Source:
-- Begin --

5.    Believed Behavior
What people honestly believe that they are doing in their lives rather than what they think they should be doing or what they actually are doing.  In most societies there is a discrepancy between these three kinds of behavior.  It is important for anthropologists to distinguish between actual, believed, and ideal behavior when they learn about another society and its culture.

6.    Body Language
Gestures, facial expressions, and body postures that people use to communicate along with or instead of speech.  Body language is also referred to as kinesics.  Waving good-bye with a hand and arm or winking one eye to indicate a shared secret are examples of body language in North America.  Body language is learned as part of a culture.

7.    Culture  
The full range of learned behavior patterns that are acquired by people as members of a society.  A culture is a complex, largely interconnected whole that consists of the knowledge, belief, art, law, morals, customs, skills, and habits learned from parents and others in a society.  Culture is the primary adaptive mechanism for humans.

8.    Cultural Anthropology
The study of contemporary and recent historical cultures all over the world.  The focus is on social organization, culture change, economic and political systems, and religion.  Cultural anthropology is also referred to as social or sociocultural anthropology.

9.    Cultural Relativity
Suspending one's ethnocentric judgments in order to understand and appreciate another culture.  Anthropologists try to learn about and interpret the various aspects of the culture they are studying in reference to that culture rather than to their own.  This provides a better understanding of how such practices as polygamy and cannibalism can function and even support other cultural traditions.

10. Cultural Universals
Cultural traits that are shared by all of humanity collectively.  Examples of such general traits are communicating with a verbal language, using age and gender to classify people, and raising children in some sort of family setting.  No matter where people live in the world, they share these universal cultural traits.  However, different cultures have developed their own specific ways of carrying out or expressing these general traits.

-- End --

Description of the task:
Write the next portion of the anthropology glossary, picking up after the entry on cultural universals. The lines after this point are separate material with no connection to the anthropology glossary.

Items listed in a dataset

-- Begin --

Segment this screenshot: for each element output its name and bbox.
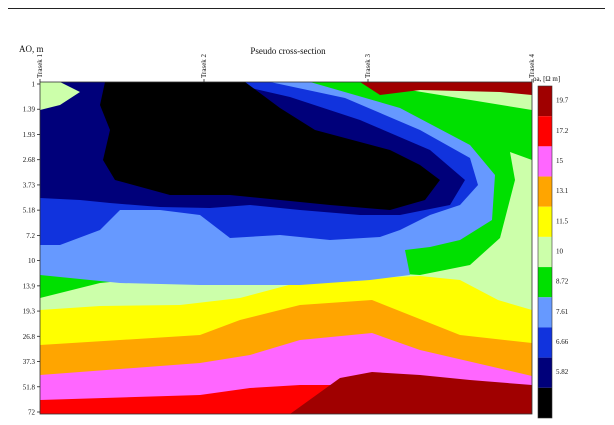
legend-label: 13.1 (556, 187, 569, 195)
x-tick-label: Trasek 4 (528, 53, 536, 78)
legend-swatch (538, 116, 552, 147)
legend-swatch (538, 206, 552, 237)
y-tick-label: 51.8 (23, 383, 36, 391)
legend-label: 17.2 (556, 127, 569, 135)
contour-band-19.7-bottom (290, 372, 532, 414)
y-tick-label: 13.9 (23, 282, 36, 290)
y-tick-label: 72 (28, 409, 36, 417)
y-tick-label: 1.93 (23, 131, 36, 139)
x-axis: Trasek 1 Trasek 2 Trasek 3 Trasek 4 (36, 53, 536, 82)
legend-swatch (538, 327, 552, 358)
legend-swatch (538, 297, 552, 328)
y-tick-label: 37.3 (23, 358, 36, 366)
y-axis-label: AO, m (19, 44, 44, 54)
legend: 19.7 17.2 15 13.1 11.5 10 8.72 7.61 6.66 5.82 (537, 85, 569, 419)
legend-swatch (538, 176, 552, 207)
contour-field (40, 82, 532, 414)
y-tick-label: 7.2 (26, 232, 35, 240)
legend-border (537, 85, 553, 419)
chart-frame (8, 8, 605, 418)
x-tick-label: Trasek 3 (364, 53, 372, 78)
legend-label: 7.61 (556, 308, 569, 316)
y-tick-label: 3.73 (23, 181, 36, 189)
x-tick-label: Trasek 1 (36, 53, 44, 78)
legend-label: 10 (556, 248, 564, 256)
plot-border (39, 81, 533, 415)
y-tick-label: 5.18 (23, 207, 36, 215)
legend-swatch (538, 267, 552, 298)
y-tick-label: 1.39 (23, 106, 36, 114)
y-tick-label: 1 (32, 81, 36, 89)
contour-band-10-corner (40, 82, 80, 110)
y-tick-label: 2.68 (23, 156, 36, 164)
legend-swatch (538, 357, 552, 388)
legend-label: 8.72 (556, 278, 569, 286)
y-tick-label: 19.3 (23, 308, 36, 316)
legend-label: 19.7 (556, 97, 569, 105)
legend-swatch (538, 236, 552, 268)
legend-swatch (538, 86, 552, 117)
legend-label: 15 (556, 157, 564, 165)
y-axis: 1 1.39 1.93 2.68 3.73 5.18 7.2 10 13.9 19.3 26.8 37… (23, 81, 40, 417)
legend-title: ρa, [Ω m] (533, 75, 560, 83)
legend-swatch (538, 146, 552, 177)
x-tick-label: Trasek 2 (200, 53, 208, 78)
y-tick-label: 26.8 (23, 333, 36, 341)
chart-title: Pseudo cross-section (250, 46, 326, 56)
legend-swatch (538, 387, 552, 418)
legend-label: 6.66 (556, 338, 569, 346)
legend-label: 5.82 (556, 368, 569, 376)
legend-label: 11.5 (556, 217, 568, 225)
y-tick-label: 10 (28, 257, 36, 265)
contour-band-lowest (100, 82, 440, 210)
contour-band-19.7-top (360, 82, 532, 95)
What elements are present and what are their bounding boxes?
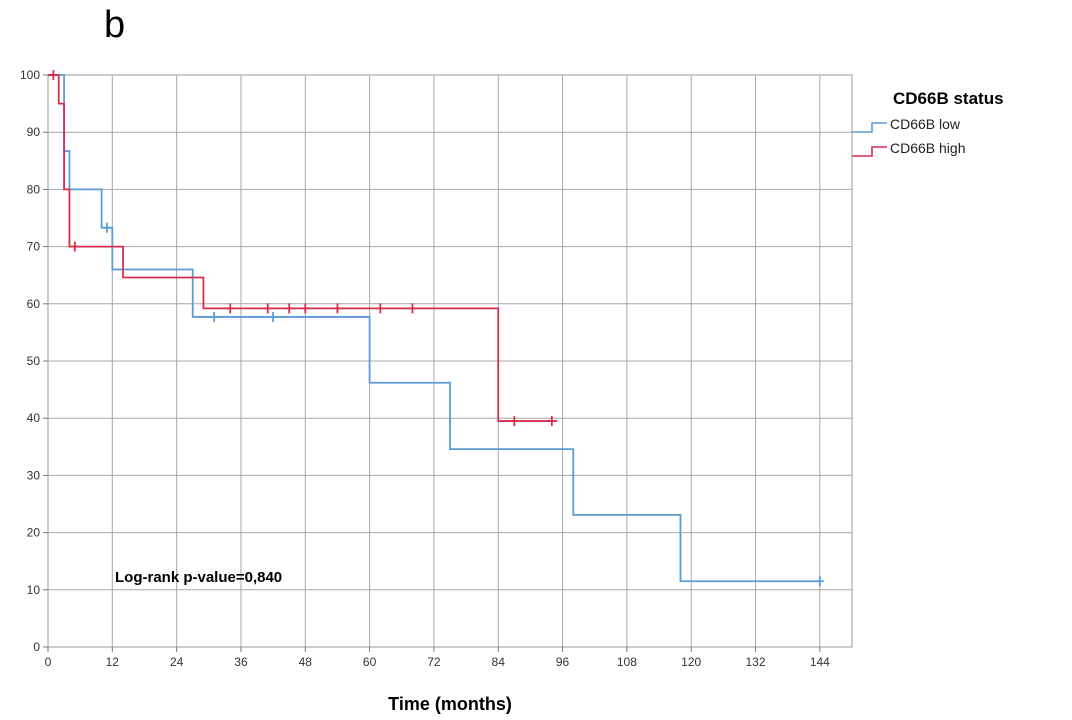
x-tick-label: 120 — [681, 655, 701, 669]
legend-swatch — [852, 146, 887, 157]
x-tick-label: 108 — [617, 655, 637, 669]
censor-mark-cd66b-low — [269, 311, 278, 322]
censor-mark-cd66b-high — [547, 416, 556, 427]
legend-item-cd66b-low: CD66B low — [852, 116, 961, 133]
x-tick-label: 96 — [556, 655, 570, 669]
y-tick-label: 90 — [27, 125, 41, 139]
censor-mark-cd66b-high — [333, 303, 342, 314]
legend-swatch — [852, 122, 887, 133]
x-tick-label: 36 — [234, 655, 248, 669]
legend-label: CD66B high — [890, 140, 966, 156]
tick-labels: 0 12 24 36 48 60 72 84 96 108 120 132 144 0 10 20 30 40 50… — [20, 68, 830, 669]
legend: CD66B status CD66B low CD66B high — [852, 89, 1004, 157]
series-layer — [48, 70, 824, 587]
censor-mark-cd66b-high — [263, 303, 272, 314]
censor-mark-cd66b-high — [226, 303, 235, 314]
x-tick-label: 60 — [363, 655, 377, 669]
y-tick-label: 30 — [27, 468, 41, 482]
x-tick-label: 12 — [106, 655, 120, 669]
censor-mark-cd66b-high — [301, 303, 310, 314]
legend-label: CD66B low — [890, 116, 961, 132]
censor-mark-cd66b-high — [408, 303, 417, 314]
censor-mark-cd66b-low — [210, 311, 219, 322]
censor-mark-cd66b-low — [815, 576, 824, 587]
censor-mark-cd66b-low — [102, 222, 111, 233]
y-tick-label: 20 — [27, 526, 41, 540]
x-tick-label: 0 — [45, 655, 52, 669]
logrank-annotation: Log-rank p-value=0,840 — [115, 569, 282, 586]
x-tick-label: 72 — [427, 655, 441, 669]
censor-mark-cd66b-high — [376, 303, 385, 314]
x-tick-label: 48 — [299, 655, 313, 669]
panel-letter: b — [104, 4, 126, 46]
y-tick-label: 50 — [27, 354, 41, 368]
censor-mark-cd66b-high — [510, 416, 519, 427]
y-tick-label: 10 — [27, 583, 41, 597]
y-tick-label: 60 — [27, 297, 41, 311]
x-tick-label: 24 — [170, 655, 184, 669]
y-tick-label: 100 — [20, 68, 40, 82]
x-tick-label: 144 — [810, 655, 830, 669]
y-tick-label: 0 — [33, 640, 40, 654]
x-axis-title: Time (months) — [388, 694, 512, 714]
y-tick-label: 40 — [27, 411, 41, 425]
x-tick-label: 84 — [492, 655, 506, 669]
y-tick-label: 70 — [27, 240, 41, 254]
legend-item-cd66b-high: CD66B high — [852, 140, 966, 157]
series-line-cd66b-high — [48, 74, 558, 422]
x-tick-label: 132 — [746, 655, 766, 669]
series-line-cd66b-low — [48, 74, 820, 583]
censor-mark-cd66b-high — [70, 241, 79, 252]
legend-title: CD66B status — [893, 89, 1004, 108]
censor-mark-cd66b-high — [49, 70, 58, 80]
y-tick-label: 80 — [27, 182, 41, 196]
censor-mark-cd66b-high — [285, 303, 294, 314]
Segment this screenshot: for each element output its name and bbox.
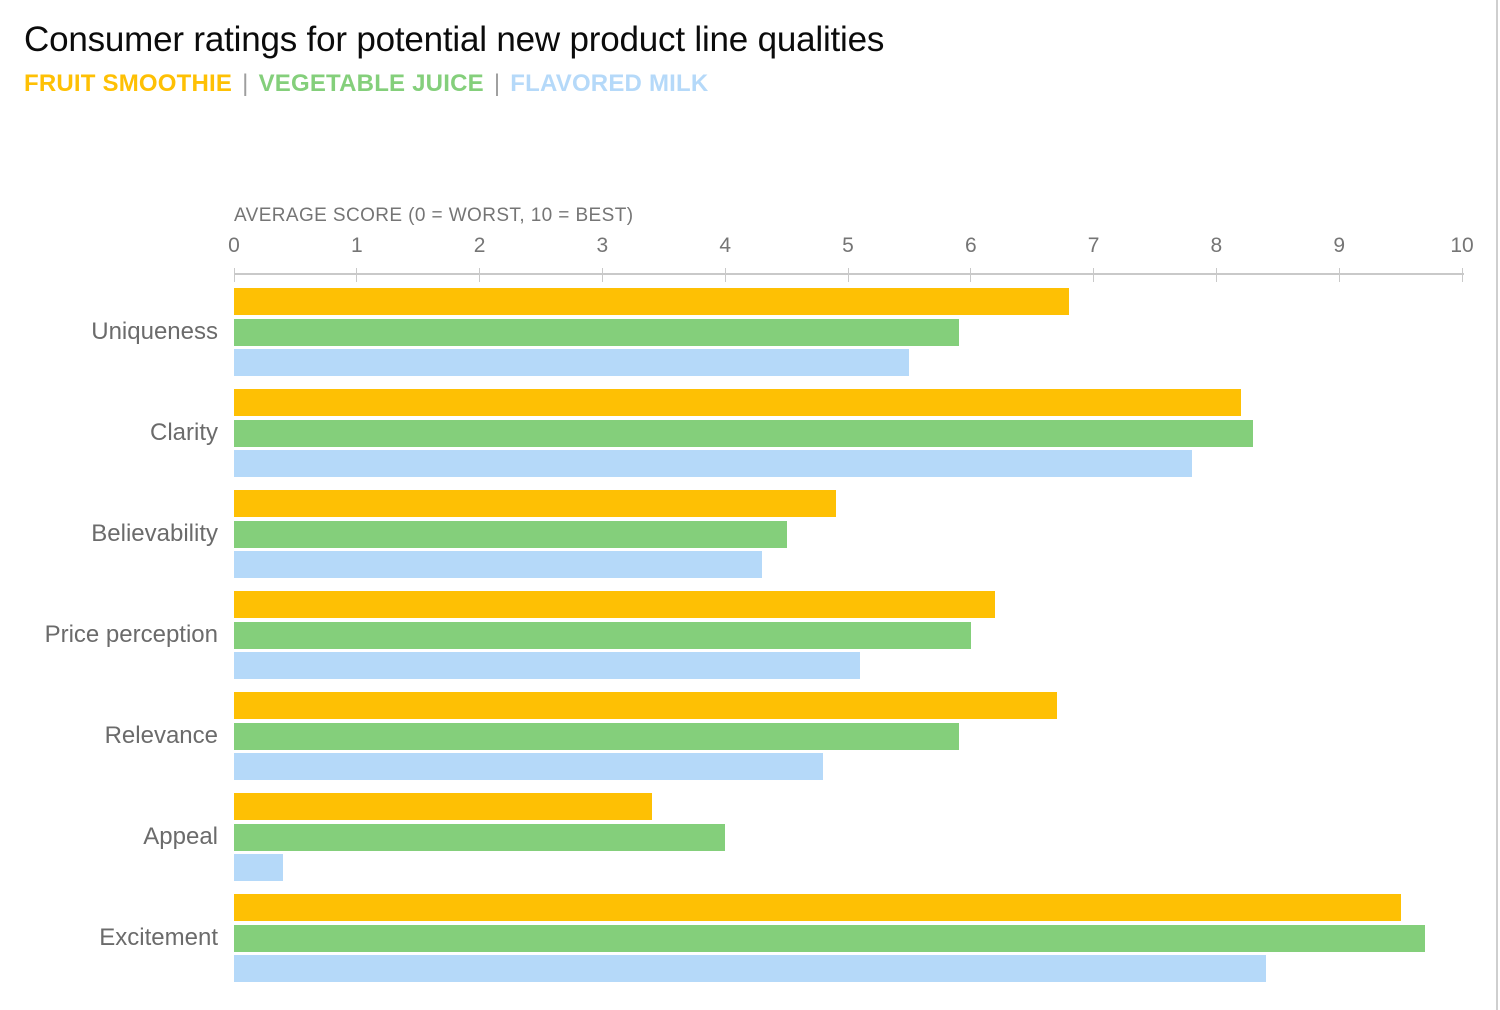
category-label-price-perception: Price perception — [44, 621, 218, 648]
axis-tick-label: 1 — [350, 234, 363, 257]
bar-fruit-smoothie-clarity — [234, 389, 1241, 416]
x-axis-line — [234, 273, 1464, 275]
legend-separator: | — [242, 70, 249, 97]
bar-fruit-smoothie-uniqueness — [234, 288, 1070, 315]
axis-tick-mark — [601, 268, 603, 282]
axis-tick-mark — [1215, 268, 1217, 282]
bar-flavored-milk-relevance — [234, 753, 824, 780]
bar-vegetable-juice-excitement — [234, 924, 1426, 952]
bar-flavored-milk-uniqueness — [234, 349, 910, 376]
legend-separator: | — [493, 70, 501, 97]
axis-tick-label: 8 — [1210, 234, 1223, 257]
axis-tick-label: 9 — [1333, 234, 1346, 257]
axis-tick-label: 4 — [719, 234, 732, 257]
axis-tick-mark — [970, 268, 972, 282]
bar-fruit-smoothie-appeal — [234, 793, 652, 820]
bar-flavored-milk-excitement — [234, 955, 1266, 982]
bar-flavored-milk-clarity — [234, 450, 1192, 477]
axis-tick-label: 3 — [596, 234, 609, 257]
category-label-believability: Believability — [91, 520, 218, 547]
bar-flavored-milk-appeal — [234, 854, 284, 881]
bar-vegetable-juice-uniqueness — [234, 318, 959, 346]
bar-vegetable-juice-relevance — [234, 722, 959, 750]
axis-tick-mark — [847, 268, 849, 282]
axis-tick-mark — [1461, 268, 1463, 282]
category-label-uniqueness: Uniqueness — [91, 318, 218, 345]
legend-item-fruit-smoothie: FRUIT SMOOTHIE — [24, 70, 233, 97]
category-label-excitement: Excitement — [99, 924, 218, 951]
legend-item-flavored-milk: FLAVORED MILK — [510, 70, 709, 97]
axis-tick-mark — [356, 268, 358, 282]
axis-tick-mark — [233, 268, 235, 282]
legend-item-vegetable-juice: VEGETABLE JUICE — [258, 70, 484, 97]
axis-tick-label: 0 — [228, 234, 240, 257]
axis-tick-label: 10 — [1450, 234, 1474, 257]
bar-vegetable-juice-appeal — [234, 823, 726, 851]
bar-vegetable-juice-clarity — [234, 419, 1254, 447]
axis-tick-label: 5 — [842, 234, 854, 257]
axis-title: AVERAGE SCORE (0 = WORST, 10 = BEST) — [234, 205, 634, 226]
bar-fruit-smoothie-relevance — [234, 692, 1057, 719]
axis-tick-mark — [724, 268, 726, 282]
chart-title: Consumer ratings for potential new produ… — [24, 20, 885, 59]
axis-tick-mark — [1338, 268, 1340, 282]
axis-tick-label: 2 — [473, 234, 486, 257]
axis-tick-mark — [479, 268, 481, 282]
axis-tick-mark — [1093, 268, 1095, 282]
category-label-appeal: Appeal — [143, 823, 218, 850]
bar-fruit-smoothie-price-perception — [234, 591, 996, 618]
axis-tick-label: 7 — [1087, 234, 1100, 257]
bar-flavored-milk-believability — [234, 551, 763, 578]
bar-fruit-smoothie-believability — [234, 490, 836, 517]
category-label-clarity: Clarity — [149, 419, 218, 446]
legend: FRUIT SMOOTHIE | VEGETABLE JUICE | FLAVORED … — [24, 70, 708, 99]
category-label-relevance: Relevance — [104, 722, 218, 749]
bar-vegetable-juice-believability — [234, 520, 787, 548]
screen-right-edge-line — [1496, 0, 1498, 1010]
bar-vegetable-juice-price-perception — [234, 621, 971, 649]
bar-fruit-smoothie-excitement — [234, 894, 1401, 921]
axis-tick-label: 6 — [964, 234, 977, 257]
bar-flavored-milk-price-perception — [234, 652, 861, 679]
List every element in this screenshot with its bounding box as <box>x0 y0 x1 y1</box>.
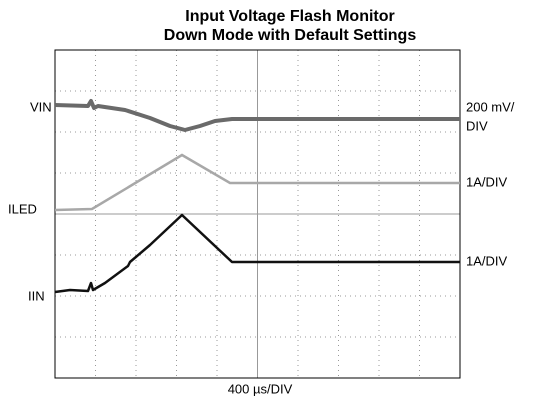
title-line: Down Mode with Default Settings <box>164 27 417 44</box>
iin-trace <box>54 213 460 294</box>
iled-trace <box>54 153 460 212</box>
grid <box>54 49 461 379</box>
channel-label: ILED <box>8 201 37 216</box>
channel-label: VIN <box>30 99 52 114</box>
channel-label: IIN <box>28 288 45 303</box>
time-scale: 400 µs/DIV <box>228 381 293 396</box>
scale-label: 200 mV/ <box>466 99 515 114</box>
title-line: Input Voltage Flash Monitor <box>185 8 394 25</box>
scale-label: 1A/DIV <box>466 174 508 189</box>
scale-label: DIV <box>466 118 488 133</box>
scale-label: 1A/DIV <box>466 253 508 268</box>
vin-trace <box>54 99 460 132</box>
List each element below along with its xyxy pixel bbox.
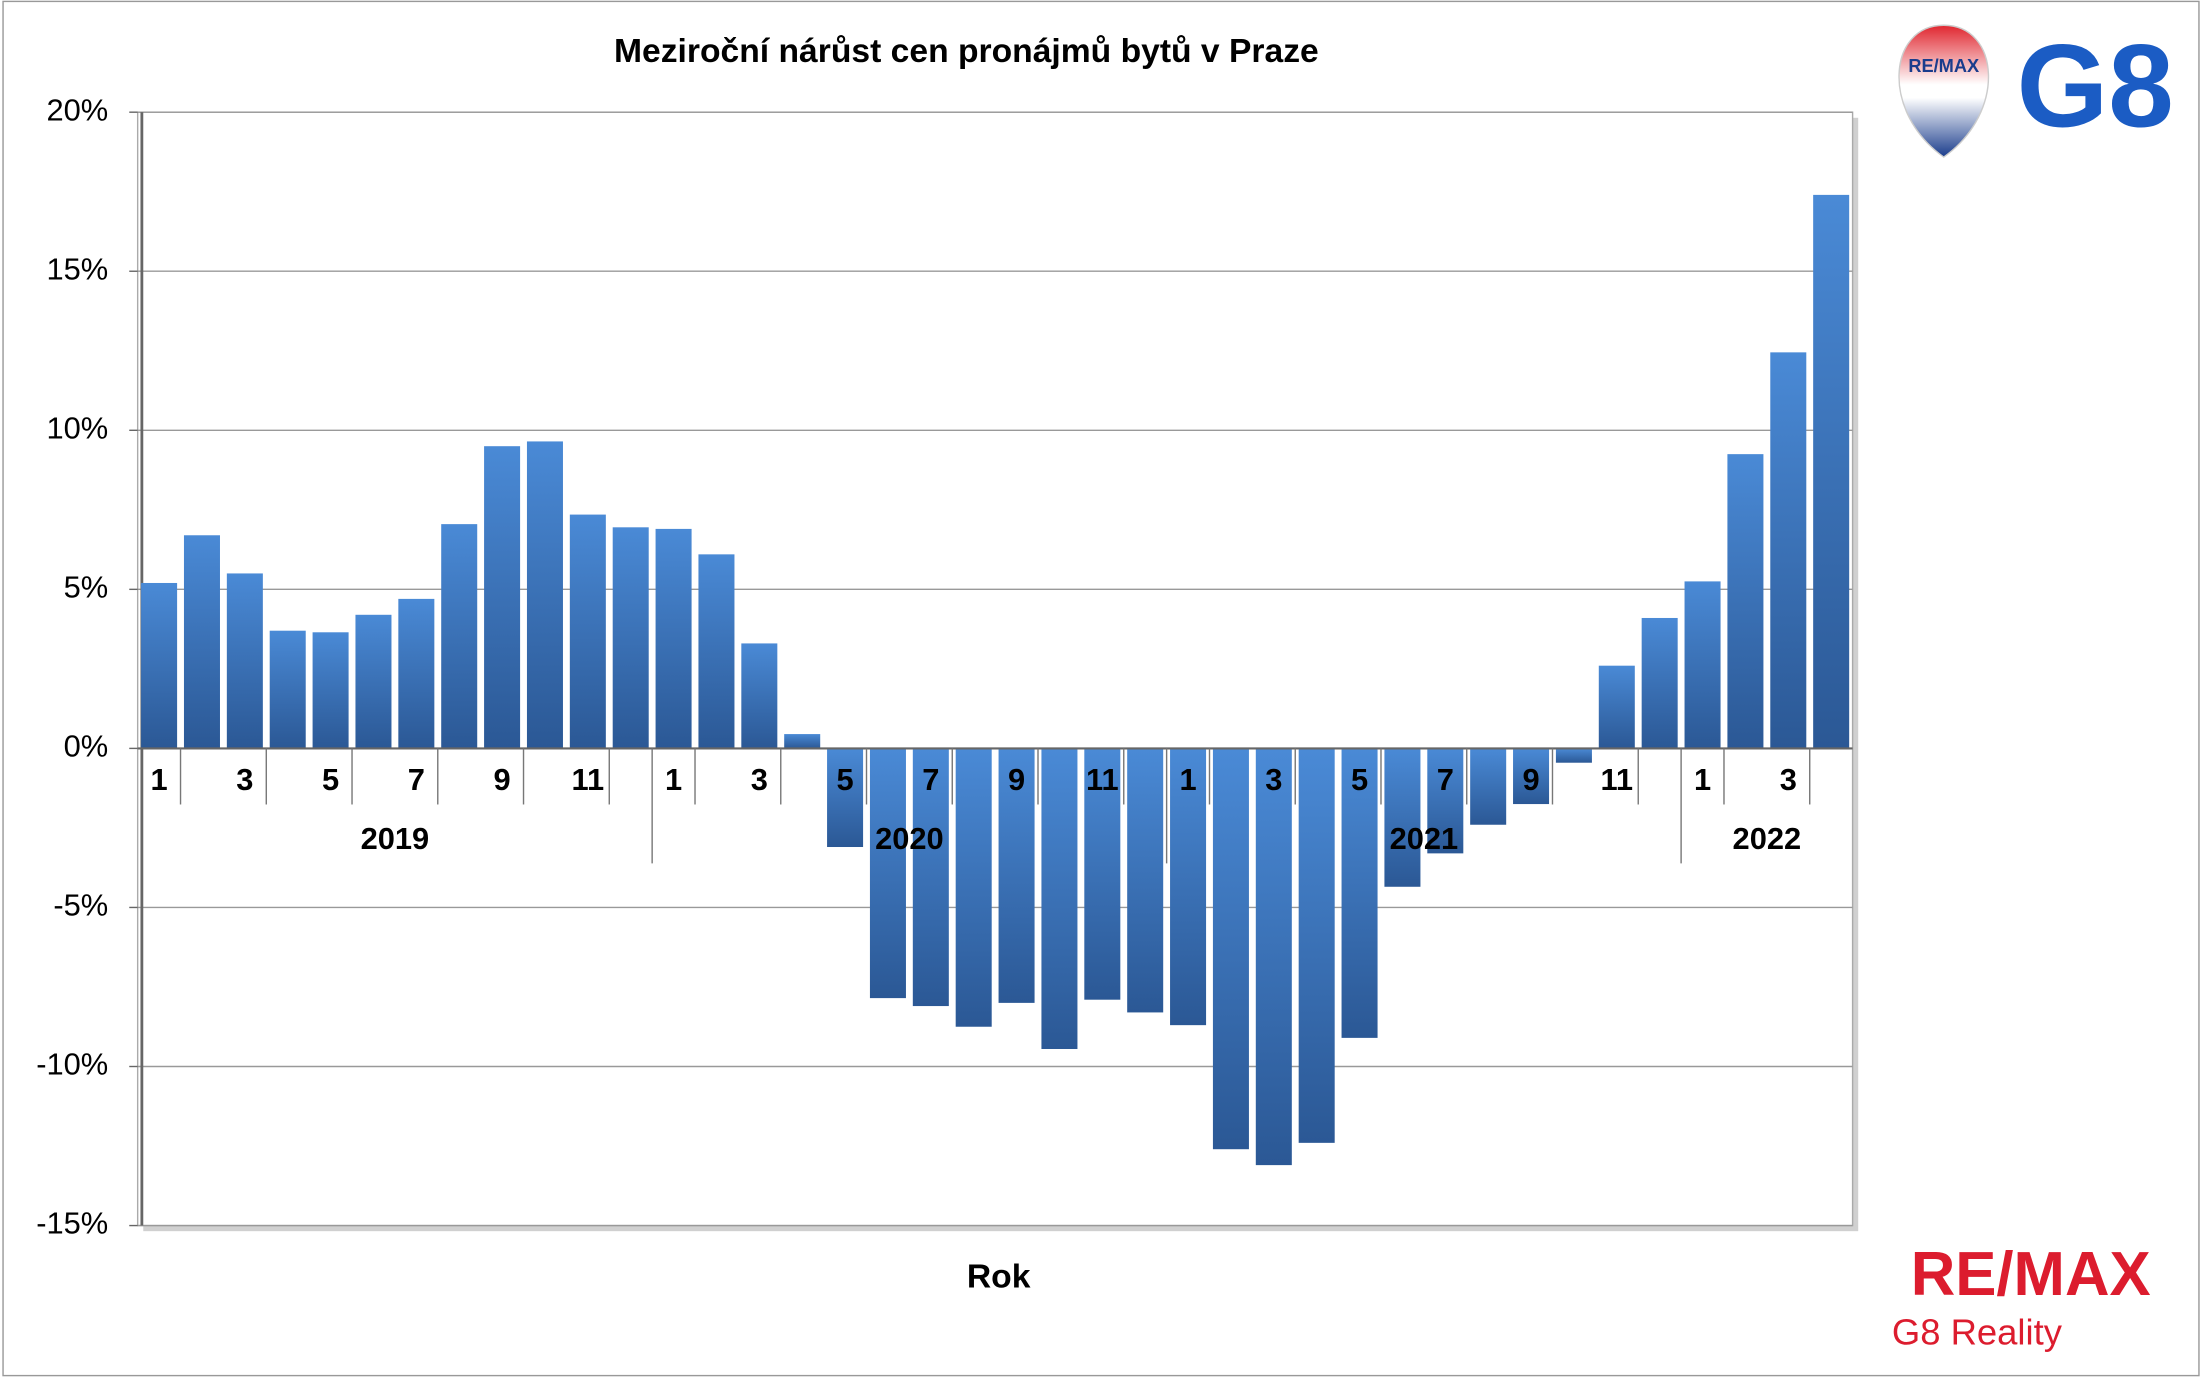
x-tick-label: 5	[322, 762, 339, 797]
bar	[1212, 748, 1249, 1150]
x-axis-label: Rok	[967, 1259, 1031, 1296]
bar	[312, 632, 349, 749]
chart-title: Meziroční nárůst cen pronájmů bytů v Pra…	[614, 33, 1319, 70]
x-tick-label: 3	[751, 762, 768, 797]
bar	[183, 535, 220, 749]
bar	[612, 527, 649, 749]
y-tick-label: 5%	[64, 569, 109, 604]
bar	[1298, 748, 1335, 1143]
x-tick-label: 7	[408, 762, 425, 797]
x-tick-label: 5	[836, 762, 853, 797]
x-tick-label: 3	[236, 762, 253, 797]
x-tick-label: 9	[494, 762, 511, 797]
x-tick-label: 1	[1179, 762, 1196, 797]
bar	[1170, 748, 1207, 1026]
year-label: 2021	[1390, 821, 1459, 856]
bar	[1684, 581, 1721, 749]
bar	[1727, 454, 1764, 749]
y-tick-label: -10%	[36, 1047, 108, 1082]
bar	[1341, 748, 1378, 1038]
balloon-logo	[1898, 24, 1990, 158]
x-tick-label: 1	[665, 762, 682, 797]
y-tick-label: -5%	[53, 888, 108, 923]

-- End --

Answer for the task:
11. Culture Shock
A feeling of confusion, distress, and sometimes depression that can result from the psychological stress that commonly occurs during the first weeks or months of a total cultural emersion in an alien society.  Until the new culture becomes familiar and comfortable, it is common to have difficulty in communicating and to make frustrating mistakes.  This is usually compounded by feelings of homesickness.  These feelings can be emotionally debilitating.  However, culture shock eventually passes for most people. .

12. Diffusion 
The movement of cultural traits and ideas from one society or ethnic group to another.  While the form of a trait may be transmitted to another society, the original meaning may not.  For instance, McDonald's hamburgers are thought of as a cheap, quick meal in North America, but  they are generally considered to be a special occasion food in Beijing, China.

13. Dominance Hierarchy 
A group of individuals arranged in rank order in terms of relative dominance and subservience.  In some non-human primate species, each community has a distinct male and female dominance hierarchy.  Every individual is ranked relative to all other community members of the same gender.  Those who are higher in the dominance hierarchy usually have greater access to food, sex, and other desirable things.

14. Ethnocentrism 
The deep felt belief that your culture is superior to all others.  Being fond of your own way of life and condescending or even hostile toward other cultures is normal for all people.  Alien culture traits are often viewed as being not just different but less sensible and even "unnatural."  Ethnocentrism is normal for all people in the world. 

15. Ethnography 
Anthropological research in which one learns about the culture of another society through fieldwork and first hand observation in that society.  Ethnography is also the term used to refer to books or monographs describing what was learned about the culture of a society.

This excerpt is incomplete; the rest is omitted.